• **THE TASK**
Reproduce each line bearing the word "from".

• **SOURCE DATA**

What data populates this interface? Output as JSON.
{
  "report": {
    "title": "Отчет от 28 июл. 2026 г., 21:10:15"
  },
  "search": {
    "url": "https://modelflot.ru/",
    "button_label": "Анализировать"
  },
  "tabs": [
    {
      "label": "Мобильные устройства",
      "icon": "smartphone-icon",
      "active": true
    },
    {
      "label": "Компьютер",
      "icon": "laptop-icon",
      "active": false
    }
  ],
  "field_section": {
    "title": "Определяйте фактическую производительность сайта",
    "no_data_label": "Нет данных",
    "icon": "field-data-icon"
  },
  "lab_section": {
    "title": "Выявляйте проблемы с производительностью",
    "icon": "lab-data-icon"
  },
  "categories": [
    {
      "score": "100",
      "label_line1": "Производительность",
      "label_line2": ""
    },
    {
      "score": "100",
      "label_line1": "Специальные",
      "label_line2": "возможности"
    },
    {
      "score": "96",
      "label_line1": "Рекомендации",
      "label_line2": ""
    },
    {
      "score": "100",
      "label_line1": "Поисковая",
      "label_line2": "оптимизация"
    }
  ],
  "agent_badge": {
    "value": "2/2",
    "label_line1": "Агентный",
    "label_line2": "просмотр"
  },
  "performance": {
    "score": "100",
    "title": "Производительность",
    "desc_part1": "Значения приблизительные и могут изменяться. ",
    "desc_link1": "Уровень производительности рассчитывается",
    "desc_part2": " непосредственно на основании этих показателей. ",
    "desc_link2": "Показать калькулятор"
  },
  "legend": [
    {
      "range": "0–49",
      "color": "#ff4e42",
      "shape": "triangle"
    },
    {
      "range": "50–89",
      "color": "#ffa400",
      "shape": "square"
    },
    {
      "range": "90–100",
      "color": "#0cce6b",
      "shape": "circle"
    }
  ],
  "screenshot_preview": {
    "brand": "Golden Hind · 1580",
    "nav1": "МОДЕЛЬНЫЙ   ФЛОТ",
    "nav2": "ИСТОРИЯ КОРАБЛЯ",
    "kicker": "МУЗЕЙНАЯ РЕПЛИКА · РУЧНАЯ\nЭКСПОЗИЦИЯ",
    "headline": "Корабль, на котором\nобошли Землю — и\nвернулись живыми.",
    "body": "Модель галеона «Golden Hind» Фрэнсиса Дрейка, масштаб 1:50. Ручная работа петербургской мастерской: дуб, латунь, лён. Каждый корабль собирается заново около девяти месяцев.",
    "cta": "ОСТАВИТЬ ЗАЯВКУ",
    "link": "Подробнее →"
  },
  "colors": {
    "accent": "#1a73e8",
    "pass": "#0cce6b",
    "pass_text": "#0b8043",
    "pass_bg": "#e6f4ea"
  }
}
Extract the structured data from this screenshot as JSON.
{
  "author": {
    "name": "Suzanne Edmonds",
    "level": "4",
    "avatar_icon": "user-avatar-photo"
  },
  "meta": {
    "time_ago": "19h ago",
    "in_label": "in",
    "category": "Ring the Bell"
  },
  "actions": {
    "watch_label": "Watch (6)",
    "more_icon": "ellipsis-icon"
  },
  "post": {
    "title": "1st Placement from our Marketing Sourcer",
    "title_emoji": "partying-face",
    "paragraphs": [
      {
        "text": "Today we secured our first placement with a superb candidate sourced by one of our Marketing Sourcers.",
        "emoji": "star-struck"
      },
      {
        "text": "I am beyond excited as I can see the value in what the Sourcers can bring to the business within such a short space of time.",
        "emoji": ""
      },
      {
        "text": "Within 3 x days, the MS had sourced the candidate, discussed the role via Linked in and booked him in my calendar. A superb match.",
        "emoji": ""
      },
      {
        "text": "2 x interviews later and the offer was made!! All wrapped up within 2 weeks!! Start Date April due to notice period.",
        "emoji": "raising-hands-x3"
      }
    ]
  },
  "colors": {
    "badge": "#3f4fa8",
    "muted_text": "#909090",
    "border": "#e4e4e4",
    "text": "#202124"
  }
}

• **ANSWER TO THIS TASK**
Extract the structured data from this screenshot as JSON.
    "title": "1st Placement from our Marketing Sourcer",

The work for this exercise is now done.